Dataset excerpts:
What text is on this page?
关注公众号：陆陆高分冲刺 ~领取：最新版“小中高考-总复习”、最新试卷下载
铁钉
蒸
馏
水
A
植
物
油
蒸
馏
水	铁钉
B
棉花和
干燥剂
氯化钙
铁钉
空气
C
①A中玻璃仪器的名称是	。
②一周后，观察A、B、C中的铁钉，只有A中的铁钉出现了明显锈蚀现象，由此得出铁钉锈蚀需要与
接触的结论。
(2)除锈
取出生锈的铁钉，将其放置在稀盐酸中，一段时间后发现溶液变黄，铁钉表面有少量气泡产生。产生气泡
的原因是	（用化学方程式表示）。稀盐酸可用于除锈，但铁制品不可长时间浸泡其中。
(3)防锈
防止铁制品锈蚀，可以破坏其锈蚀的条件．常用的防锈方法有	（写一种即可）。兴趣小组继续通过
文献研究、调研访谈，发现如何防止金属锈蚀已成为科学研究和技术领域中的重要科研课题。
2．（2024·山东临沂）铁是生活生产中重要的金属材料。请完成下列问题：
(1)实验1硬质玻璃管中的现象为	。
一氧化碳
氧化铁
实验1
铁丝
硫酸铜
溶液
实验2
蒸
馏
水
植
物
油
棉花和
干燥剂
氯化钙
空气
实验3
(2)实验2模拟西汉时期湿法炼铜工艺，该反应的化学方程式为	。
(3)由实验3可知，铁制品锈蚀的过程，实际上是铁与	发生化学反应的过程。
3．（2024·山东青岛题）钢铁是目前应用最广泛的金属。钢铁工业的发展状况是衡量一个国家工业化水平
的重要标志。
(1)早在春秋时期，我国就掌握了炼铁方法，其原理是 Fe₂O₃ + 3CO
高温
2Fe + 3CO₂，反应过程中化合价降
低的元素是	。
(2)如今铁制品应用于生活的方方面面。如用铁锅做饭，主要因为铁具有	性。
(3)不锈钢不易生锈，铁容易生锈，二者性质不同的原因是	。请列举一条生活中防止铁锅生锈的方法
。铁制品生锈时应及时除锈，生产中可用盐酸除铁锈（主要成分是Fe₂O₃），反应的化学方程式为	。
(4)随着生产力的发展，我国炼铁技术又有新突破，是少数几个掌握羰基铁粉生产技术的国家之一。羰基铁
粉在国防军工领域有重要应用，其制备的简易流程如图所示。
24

Work required: Word for word, write out the data.

Exercise solution:
What text is on this page?
关注公众号：陆陆高分冲刺 ~领取：最新版“小中高考-总复习”、最新试卷下载
铁钉
蒸
馏
水
A
植
物
油
蒸
馏
水	铁钉
B
棉花和
干燥剂
氯化钙
铁钉
空气
C
①A中玻璃仪器的名称是	。
②一周后，观察A、B、C中的铁钉，只有A中的铁钉出现了明显锈蚀现象，由此得出铁钉锈蚀需要与
接触的结论。
(2)除锈
取出生锈的铁钉，将其放置在稀盐酸中，一段时间后发现溶液变黄，铁钉表面有少量气泡产生。产生气泡
的原因是	（用化学方程式表示）。稀盐酸可用于除锈，但铁制品不可长时间浸泡其中。
(3)防锈
防止铁制品锈蚀，可以破坏其锈蚀的条件．常用的防锈方法有	（写一种即可）。兴趣小组继续通过
文献研究、调研访谈，发现如何防止金属锈蚀已成为科学研究和技术领域中的重要科研课题。
2．（2024·山东临沂）铁是生活生产中重要的金属材料。请完成下列问题：
(1)实验1硬质玻璃管中的现象为	。
一氧化碳
氧化铁
实验1
铁丝
硫酸铜
溶液
实验2
蒸
馏
水
植
物
油
棉花和
干燥剂
氯化钙
空气
实验3
(2)实验2模拟西汉时期湿法炼铜工艺，该反应的化学方程式为	。
(3)由实验3可知，铁制品锈蚀的过程，实际上是铁与	发生化学反应的过程。
3．（2024·山东青岛题）钢铁是目前应用最广泛的金属。钢铁工业的发展状况是衡量一个国家工业化水平
的重要标志。
(1)早在春秋时期，我国就掌握了炼铁方法，其原理是 Fe₂O₃ + 3CO
高温
2Fe + 3CO₂，反应过程中化合价降
低的元素是	。
(2)如今铁制品应用于生活的方方面面。如用铁锅做饭，主要因为铁具有	性。
(3)不锈钢不易生锈，铁容易生锈，二者性质不同的原因是	。请列举一条生活中防止铁锅生锈的方法
。铁制品生锈时应及时除锈，生产中可用盐酸除铁锈（主要成分是Fe₂O₃），反应的化学方程式为	。
(4)随着生产力的发展，我国炼铁技术又有新突破，是少数几个掌握羰基铁粉生产技术的国家之一。羰基铁
粉在国防军工领域有重要应用，其制备的简易流程如图所示。
24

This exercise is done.